═════ Extracted records ═════

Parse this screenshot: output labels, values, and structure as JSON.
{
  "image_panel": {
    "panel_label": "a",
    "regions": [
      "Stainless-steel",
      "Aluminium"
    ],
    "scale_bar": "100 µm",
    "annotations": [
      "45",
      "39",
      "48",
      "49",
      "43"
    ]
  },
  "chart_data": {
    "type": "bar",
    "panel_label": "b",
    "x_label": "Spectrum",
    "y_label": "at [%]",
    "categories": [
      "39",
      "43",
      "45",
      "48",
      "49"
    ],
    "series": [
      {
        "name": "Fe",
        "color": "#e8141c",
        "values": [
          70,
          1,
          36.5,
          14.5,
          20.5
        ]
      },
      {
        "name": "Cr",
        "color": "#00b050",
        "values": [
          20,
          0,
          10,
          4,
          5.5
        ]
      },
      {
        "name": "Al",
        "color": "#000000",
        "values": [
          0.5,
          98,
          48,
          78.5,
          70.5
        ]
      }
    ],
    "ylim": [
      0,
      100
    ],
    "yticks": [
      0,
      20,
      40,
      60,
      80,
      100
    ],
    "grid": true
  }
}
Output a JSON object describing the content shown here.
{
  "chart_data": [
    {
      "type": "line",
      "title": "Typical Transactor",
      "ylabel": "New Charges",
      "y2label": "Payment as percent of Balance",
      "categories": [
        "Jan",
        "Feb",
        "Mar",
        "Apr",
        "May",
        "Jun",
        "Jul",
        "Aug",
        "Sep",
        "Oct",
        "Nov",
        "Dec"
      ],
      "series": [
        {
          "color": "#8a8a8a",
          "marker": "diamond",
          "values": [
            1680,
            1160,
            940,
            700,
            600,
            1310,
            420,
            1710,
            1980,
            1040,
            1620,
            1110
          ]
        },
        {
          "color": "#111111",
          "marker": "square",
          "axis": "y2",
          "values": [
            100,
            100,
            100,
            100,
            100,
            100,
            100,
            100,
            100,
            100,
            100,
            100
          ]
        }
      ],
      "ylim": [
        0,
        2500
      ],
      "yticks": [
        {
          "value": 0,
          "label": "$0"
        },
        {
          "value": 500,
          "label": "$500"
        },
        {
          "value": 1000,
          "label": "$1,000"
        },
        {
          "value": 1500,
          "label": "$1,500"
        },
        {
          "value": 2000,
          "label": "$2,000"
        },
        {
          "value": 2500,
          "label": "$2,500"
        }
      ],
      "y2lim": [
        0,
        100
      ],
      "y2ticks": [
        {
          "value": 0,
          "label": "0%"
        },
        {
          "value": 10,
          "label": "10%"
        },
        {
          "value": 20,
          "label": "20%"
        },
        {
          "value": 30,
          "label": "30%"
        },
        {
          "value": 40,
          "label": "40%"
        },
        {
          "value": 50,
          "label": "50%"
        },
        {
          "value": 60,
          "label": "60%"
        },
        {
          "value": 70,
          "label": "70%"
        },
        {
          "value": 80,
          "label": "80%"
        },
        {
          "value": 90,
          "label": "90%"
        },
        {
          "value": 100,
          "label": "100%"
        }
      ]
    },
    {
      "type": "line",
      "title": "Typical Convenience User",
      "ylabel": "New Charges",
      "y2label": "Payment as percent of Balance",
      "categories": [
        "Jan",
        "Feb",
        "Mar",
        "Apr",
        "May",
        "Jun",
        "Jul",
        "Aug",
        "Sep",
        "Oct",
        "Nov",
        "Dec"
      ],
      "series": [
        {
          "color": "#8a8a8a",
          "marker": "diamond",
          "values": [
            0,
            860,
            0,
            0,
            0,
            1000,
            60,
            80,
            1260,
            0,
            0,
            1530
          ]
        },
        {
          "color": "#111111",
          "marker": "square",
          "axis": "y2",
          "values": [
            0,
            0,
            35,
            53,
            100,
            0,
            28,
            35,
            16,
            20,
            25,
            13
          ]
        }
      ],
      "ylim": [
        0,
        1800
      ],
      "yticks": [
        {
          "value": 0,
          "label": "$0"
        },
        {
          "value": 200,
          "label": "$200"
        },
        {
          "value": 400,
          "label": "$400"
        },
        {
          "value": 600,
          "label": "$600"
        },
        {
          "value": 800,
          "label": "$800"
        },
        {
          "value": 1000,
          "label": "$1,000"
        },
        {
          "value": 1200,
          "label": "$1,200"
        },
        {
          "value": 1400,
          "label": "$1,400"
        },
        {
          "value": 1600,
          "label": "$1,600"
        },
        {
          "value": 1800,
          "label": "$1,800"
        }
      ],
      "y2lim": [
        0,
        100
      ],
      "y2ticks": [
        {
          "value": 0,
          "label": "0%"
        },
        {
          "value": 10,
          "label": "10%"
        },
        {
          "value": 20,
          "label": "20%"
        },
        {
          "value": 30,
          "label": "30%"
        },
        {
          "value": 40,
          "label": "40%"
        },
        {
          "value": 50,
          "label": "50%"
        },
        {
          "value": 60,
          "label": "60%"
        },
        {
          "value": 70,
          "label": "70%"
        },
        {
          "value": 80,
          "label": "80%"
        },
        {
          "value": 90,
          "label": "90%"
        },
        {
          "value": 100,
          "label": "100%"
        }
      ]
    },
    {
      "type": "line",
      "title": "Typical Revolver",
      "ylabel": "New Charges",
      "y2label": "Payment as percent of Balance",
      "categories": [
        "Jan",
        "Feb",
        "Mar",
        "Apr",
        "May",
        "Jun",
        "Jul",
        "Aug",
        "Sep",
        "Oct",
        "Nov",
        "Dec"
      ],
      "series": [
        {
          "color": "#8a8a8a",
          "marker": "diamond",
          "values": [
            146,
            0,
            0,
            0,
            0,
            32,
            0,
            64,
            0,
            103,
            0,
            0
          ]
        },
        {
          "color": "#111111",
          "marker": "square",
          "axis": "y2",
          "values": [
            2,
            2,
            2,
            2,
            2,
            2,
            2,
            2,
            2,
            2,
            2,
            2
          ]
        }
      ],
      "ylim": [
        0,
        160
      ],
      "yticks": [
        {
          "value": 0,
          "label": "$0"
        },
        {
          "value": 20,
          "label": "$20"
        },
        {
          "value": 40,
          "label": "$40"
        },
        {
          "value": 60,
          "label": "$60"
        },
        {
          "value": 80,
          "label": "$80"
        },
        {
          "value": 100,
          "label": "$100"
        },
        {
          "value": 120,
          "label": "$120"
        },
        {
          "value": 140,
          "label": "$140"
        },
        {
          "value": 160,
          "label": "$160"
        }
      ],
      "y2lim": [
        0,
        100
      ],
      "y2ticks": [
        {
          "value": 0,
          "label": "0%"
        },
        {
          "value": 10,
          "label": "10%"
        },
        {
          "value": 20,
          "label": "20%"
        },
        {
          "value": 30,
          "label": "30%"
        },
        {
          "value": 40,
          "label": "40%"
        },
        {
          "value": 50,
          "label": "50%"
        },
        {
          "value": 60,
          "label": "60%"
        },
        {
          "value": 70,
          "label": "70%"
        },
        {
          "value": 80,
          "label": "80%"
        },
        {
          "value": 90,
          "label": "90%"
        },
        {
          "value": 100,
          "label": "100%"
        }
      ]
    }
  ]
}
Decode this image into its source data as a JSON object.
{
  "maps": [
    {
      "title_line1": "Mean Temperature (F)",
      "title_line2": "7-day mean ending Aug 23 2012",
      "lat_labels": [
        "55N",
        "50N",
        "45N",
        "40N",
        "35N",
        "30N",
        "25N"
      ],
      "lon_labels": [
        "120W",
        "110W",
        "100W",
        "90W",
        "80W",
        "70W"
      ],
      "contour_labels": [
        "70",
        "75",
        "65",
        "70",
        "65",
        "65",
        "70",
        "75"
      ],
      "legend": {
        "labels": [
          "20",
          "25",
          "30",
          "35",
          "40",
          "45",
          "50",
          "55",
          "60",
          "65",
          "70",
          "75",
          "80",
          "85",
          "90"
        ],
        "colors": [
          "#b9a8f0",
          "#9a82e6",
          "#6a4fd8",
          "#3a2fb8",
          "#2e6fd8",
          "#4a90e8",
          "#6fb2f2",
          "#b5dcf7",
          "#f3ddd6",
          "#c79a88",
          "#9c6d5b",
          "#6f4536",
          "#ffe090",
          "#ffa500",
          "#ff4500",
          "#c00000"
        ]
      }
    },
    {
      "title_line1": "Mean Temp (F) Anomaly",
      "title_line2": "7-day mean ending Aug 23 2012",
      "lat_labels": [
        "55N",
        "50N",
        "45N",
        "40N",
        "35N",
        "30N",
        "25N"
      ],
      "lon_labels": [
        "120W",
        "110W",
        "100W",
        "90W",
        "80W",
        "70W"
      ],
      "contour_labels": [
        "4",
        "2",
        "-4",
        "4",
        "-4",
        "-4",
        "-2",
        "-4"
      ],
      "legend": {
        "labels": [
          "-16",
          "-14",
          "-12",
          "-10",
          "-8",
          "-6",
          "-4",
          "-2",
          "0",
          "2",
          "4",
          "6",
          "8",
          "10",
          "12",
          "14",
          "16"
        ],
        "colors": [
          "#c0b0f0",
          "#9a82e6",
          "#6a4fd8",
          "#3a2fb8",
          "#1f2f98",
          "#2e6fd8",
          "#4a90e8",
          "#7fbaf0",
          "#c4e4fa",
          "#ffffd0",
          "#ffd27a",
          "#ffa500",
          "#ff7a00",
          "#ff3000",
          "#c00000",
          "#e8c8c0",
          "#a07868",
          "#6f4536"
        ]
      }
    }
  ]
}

═════

» **Short exercise**
State how many lines hold the word "this". The number is the whole answer.

» **Final result**
2